◆ MATERIAL FOR THE TASK ◆
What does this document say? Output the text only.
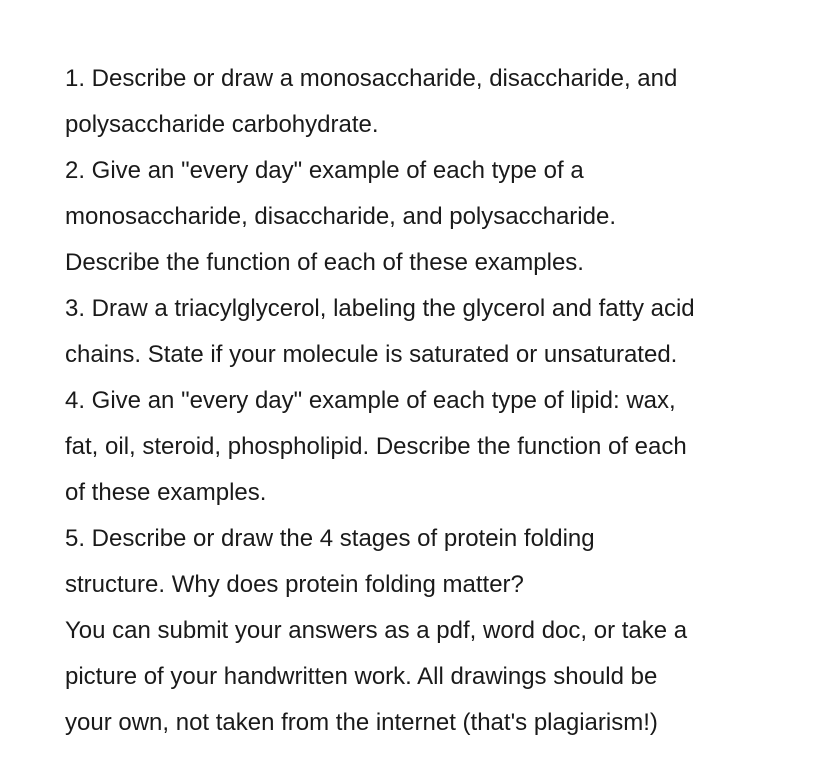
1. Describe or draw a monosaccharide, disaccharide, and
polysaccharide carbohydrate.
2. Give an "every day" example of each type of a
monosaccharide, disaccharide, and polysaccharide.
Describe the function of each of these examples.
3. Draw a triacylglycerol, labeling the glycerol and fatty acid
chains. State if your molecule is saturated or unsaturated.
4. Give an "every day" example of each type of lipid: wax,
fat, oil, steroid, phospholipid. Describe the function of each
of these examples.
5. Describe or draw the 4 stages of protein folding
structure. Why does protein folding matter?
You can submit your answers as a pdf, word doc, or take a
picture of your handwritten work. All drawings should be
your own, not taken from the internet (that's plagiarism!)
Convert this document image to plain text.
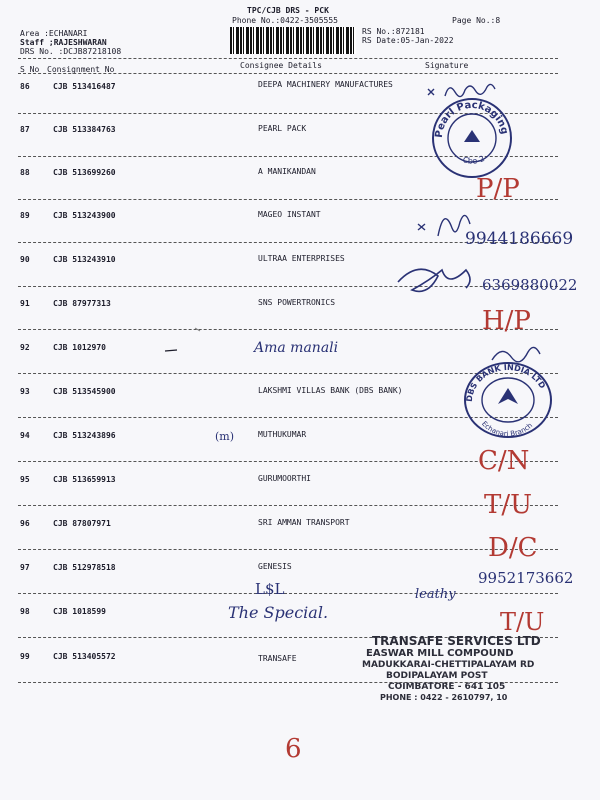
TPC/CJB DRS - PCK
Phone No.:0422-3505555	Page No.:8
Area :ECHANARI
Staff ;RAJESHWARAN
DRS No. :DCJB87218108
RS No.:872181
RS Date:05-Jan-2022
S No Consignment No	Consignee Details	Signature
86	CJB 513416487	DEEPA MACHINERY MANUFACTURES
87	CJB 513384763	PEARL PACK
88	CJB 513699260	A MANIKANDAN
89	CJB 513243900	MAGEO INSTANT
90	CJB 513243910	ULTRAA ENTERPRISES
91	CJB 87977313	SNS POWERTRONICS
92	CJB 1012970
93	CJB 513545900	LAKSHMI VILLAS BANK (DBS BANK)
94	CJB 513243896	MUTHUKUMAR
95	CJB 513659913	GURUMOORTHI
96	CJB 87807971	SRI AMMAN TRANSPORT
97	CJB 512978518	GENESIS
98	CJB 1018599
99	CJB 513405572	TRANSAFE
P/P
9944186669
6369880022
H/P
Ama manali
(m)
C/N
T/U
D/C
L$L
9952173662
leathy
The Special.	T/U
6
Pearl Packaging
Cbe-2
DBS BANK INDIA LTD
Echanari Branch
TRANSAFE SERVICES LTD
EASWAR MILL COMPOUND
MADUKKARAI-CHETTIPALAYAM RD
BODIPALAYAM POST
COIMBATORE - 641 105
PHONE : 0422 - 2610797, 10
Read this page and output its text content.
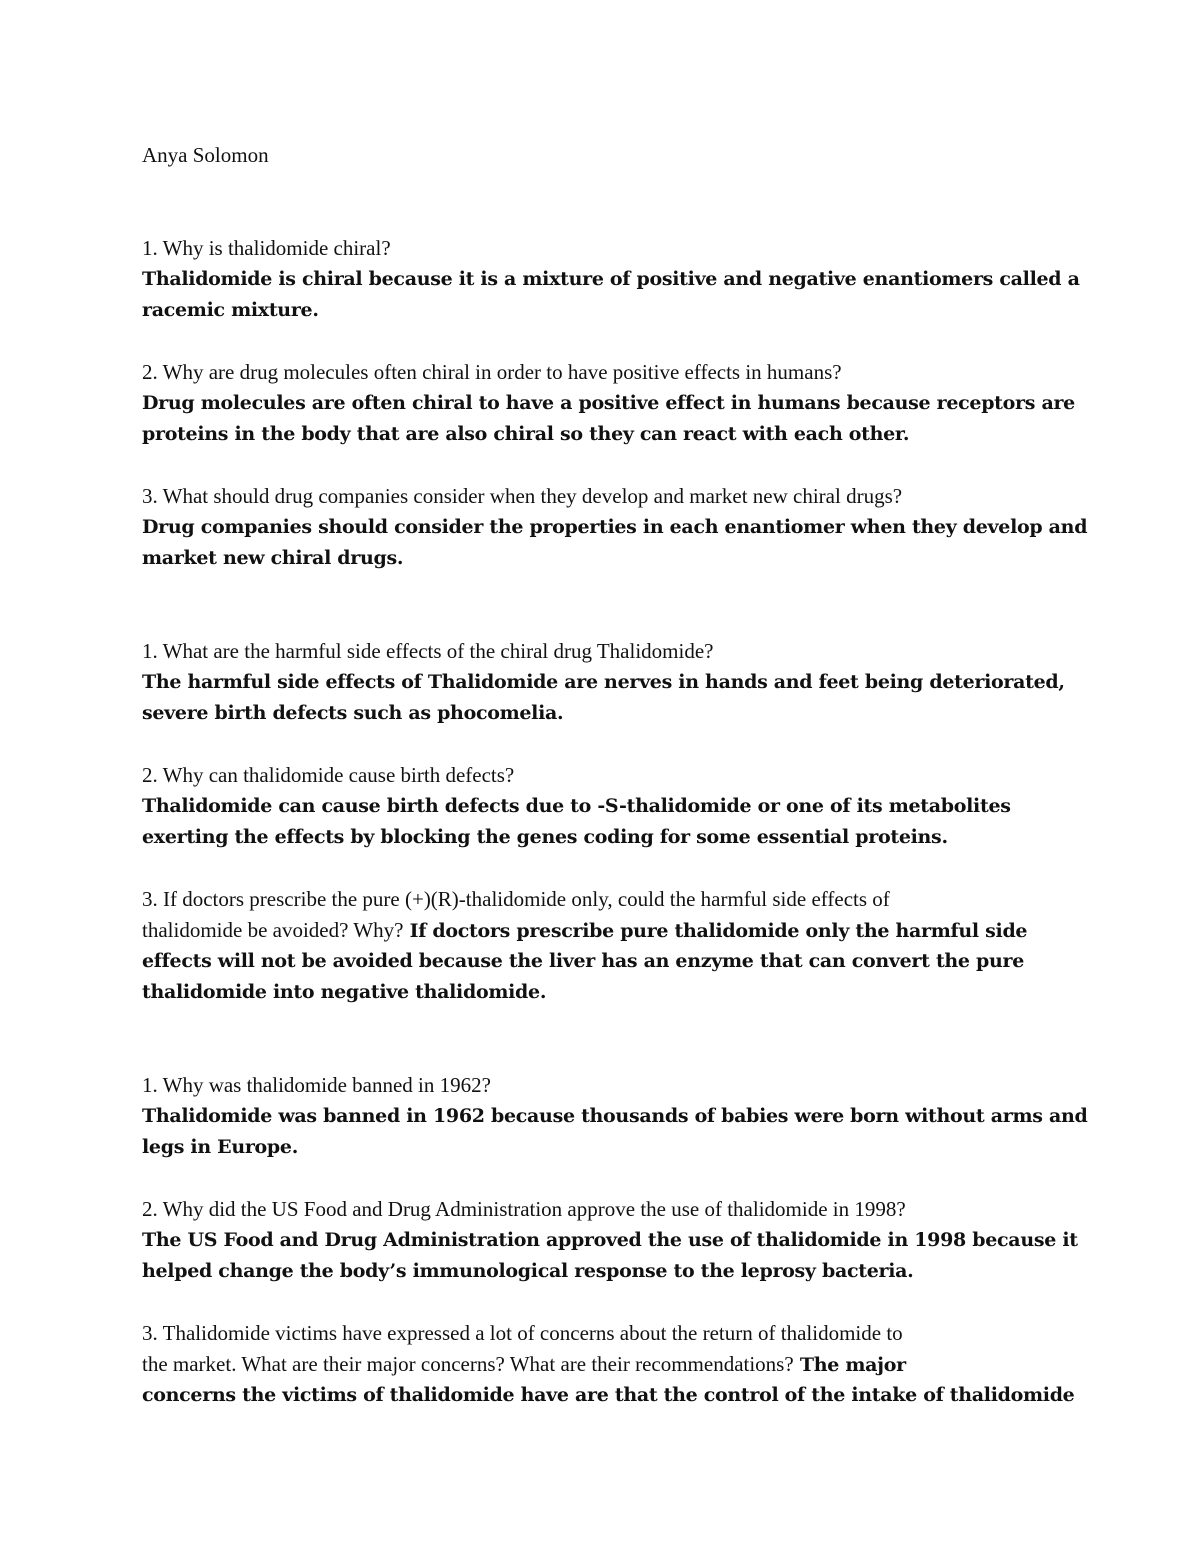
Anya Solomon
1. Why is thalidomide chiral?
Thalidomide is chiral because it is a mixture of positive and negative enantiomers called a
racemic mixture.
2. Why are drug molecules often chiral in order to have positive effects in humans?
Drug molecules are often chiral to have a positive effect in humans because receptors are
proteins in the body that are also chiral so they can react with each other.
3. What should drug companies consider when they develop and market new chiral drugs?
Drug companies should consider the properties in each enantiomer when they develop and
market new chiral drugs.
1. What are the harmful side effects of the chiral drug Thalidomide?
The harmful side effects of Thalidomide are nerves in hands and feet being deteriorated,
severe birth defects such as phocomelia.
2. Why can thalidomide cause birth defects?
Thalidomide can cause birth defects due to -S-thalidomide or one of its metabolites
exerting the effects by blocking the genes coding for some essential proteins.
3. If doctors prescribe the pure (+)(R)-thalidomide only, could the harmful side effects of
thalidomide be avoided? Why? If doctors prescribe pure thalidomide only the harmful side
effects will not be avoided because the liver has an enzyme that can convert the pure
thalidomide into negative thalidomide.
1. Why was thalidomide banned in 1962?
Thalidomide was banned in 1962 because thousands of babies were born without arms and
legs in Europe.
2. Why did the US Food and Drug Administration approve the use of thalidomide in 1998?
The US Food and Drug Administration approved the use of thalidomide in 1998 because it
helped change the body’s immunological response to the leprosy bacteria.
3. Thalidomide victims have expressed a lot of concerns about the return of thalidomide to
the market. What are their major concerns? What are their recommendations? The major
concerns the victims of thalidomide have are that the control of the intake of thalidomide
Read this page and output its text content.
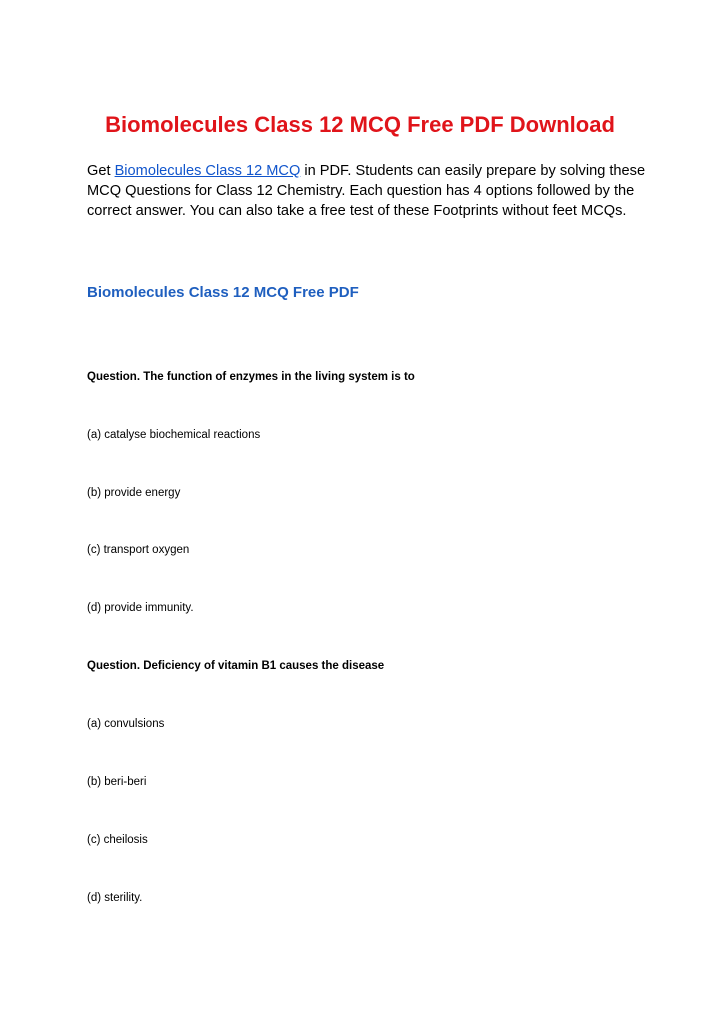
Biomolecules Class 12 MCQ Free PDF Download

Get Biomolecules Class 12 MCQ in PDF. Students can easily prepare by solving these MCQ Questions for Class 12 Chemistry. Each question has 4 options followed by the correct answer. You can also take a free test of these Footprints without feet MCQs.

Biomolecules Class 12 MCQ Free PDF

Question. The function of enzymes in the living system is to

(a) catalyse biochemical reactions

(b) provide energy

(c) transport oxygen

(d) provide immunity.

Question. Deficiency of vitamin B1 causes the disease

(a) convulsions

(b) beri-beri

(c) cheilosis

(d) sterility.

◆ PROBLEM DESCRIPTION ◆
Above are some records. Copy each of their lines that holds the string "they".

◆ THE COMPLETED TASK ◆
proteins in the body that are also chiral so they can react with each other.
3. What should drug companies consider when they develop and market new chiral drugs?
Drug companies should consider the properties in each enantiomer when they develop and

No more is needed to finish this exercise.